Omit every picture while repeating the entries exactly.

↓

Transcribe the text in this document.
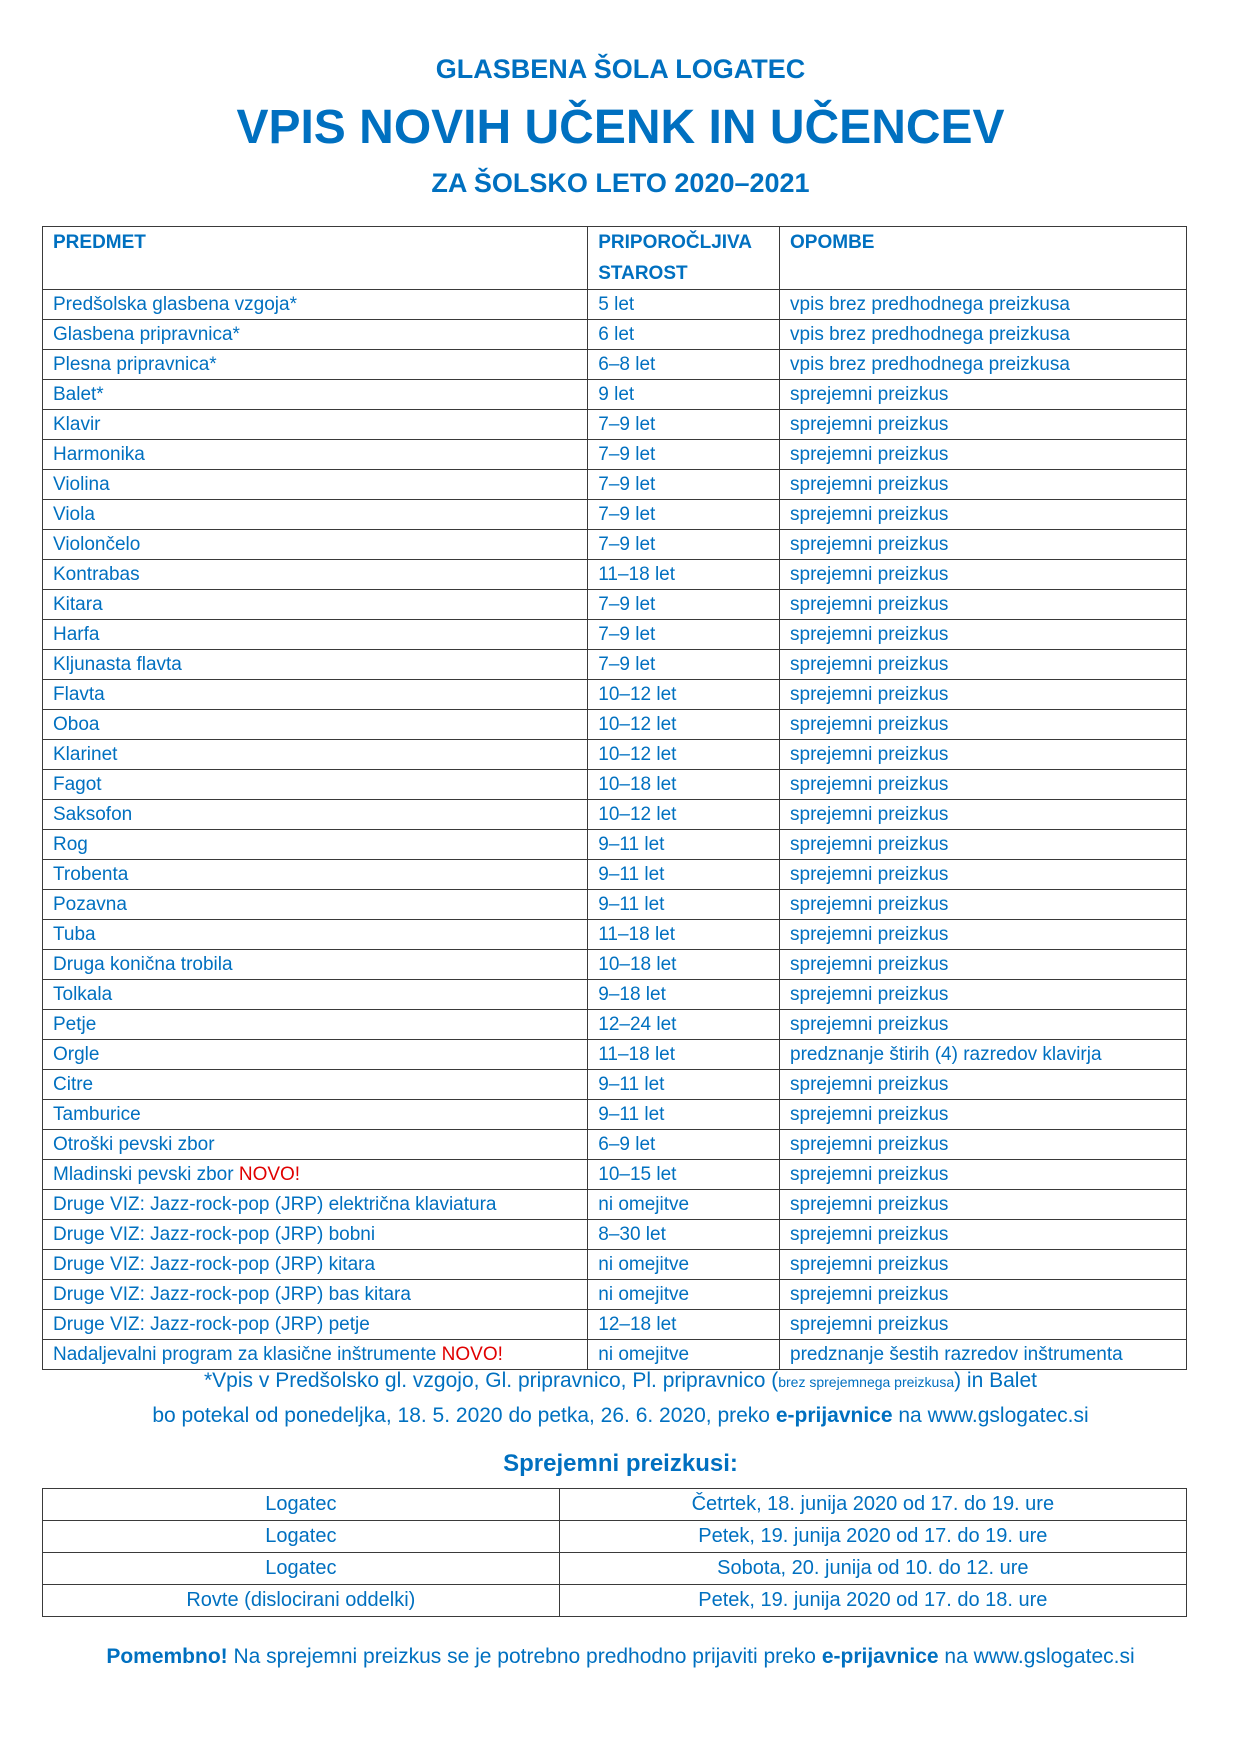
GLASBENA ŠOLA LOGATEC
VPIS NOVIH UČENK IN UČENCEV
ZA ŠOLSKO LETO 2020–2021
PREDMET	PRIPOROČLJIVA STAROST	OPOMBE
Predšolska glasbena vzgoja*	5 let	vpis brez predhodnega preizkusa
Glasbena pripravnica*	6 let	vpis brez predhodnega preizkusa
Plesna pripravnica*	6–8 let	vpis brez predhodnega preizkusa
Balet*	9 let	sprejemni preizkus
Klavir	7–9 let	sprejemni preizkus
Harmonika	7–9 let	sprejemni preizkus
Violina	7–9 let	sprejemni preizkus
Viola	7–9 let	sprejemni preizkus
Violončelo	7–9 let	sprejemni preizkus
Kontrabas	11–18 let	sprejemni preizkus
Kitara	7–9 let	sprejemni preizkus
Harfa	7–9 let	sprejemni preizkus
Kljunasta flavta	7–9 let	sprejemni preizkus
Flavta	10–12 let	sprejemni preizkus
Oboa	10–12 let	sprejemni preizkus
Klarinet	10–12 let	sprejemni preizkus
Fagot	10–18 let	sprejemni preizkus
Saksofon	10–12 let	sprejemni preizkus
Rog	9–11 let	sprejemni preizkus
Trobenta	9–11 let	sprejemni preizkus
Pozavna	9–11 let	sprejemni preizkus
Tuba	11–18 let	sprejemni preizkus
Druga konična trobila	10–18 let	sprejemni preizkus
Tolkala	9–18 let	sprejemni preizkus
Petje	12–24 let	sprejemni preizkus
Orgle	11–18 let	predznanje štirih (4) razredov klavirja
Citre	9–11 let	sprejemni preizkus
Tamburice	9–11 let	sprejemni preizkus
Otroški pevski zbor	6–9 let	sprejemni preizkus
Mladinski pevski zbor NOVO!	10–15 let	sprejemni preizkus
Druge VIZ: Jazz-rock-pop (JRP) električna klaviatura	ni omejitve	sprejemni preizkus
Druge VIZ: Jazz-rock-pop (JRP) bobni	8–30 let	sprejemni preizkus
Druge VIZ: Jazz-rock-pop (JRP) kitara	ni omejitve	sprejemni preizkus
Druge VIZ: Jazz-rock-pop (JRP) bas kitara	ni omejitve	sprejemni preizkus
Druge VIZ: Jazz-rock-pop (JRP) petje	12–18 let	sprejemni preizkus
Nadaljevalni program za klasične inštrumente NOVO!	ni omejitve	predznanje šestih razredov inštrumenta
*Vpis v Predšolsko gl. vzgojo, Gl. pripravnico, Pl. pripravnico (brez sprejemnega preizkusa) in Balet
bo potekal od ponedeljka, 18. 5. 2020 do petka, 26. 6. 2020, preko e-prijavnice na www.gslogatec.si
Sprejemni preizkusi:
Logatec	Četrtek, 18. junija 2020 od 17. do 19. ure
Logatec	Petek, 19. junija 2020 od 17. do 19. ure
Logatec	Sobota, 20. junija od 10. do 12. ure
Rovte (dislocirani oddelki)	Petek, 19. junija 2020 od 17. do 18. ure
Pomembno! Na sprejemni preizkus se je potrebno predhodno prijaviti preko e-prijavnice na www.gslogatec.si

↑

__Expected output__:
Transcribe the text in this document.
GLASBENA ŠOLA LOGATEC
VPIS NOVIH UČENK IN UČENCEV
ZA ŠOLSKO LETO 2020–2021
PREDMET	PRIPOROČLJIVA STAROST	OPOMBE
Predšolska glasbena vzgoja*	5 let	vpis brez predhodnega preizkusa
Glasbena pripravnica*	6 let	vpis brez predhodnega preizkusa
Plesna pripravnica*	6–8 let	vpis brez predhodnega preizkusa
Balet*	9 let	sprejemni preizkus
Klavir	7–9 let	sprejemni preizkus
Harmonika	7–9 let	sprejemni preizkus
Violina	7–9 let	sprejemni preizkus
Viola	7–9 let	sprejemni preizkus
Violončelo	7–9 let	sprejemni preizkus
Kontrabas	11–18 let	sprejemni preizkus
Kitara	7–9 let	sprejemni preizkus
Harfa	7–9 let	sprejemni preizkus
Kljunasta flavta	7–9 let	sprejemni preizkus
Flavta	10–12 let	sprejemni preizkus
Oboa	10–12 let	sprejemni preizkus
Klarinet	10–12 let	sprejemni preizkus
Fagot	10–18 let	sprejemni preizkus
Saksofon	10–12 let	sprejemni preizkus
Rog	9–11 let	sprejemni preizkus
Trobenta	9–11 let	sprejemni preizkus
Pozavna	9–11 let	sprejemni preizkus
Tuba	11–18 let	sprejemni preizkus
Druga konična trobila	10–18 let	sprejemni preizkus
Tolkala	9–18 let	sprejemni preizkus
Petje	12–24 let	sprejemni preizkus
Orgle	11–18 let	predznanje štirih (4) razredov klavirja
Citre	9–11 let	sprejemni preizkus
Tamburice	9–11 let	sprejemni preizkus
Otroški pevski zbor	6–9 let	sprejemni preizkus
Mladinski pevski zbor NOVO!	10–15 let	sprejemni preizkus
Druge VIZ: Jazz-rock-pop (JRP) električna klaviatura	ni omejitve	sprejemni preizkus
Druge VIZ: Jazz-rock-pop (JRP) bobni	8–30 let	sprejemni preizkus
Druge VIZ: Jazz-rock-pop (JRP) kitara	ni omejitve	sprejemni preizkus
Druge VIZ: Jazz-rock-pop (JRP) bas kitara	ni omejitve	sprejemni preizkus
Druge VIZ: Jazz-rock-pop (JRP) petje	12–18 let	sprejemni preizkus
Nadaljevalni program za klasične inštrumente NOVO!	ni omejitve	predznanje šestih razredov inštrumenta
*Vpis v Predšolsko gl. vzgojo, Gl. pripravnico, Pl. pripravnico (brez sprejemnega preizkusa) in Balet
bo potekal od ponedeljka, 18. 5. 2020 do petka, 26. 6. 2020, preko e-prijavnice na www.gslogatec.si
Sprejemni preizkusi:
Logatec	Četrtek, 18. junija 2020 od 17. do 19. ure
Logatec	Petek, 19. junija 2020 od 17. do 19. ure
Logatec	Sobota, 20. junija od 10. do 12. ure
Rovte (dislocirani oddelki)	Petek, 19. junija 2020 od 17. do 18. ure
Pomembno! Na sprejemni preizkus se je potrebno predhodno prijaviti preko e-prijavnice na www.gslogatec.si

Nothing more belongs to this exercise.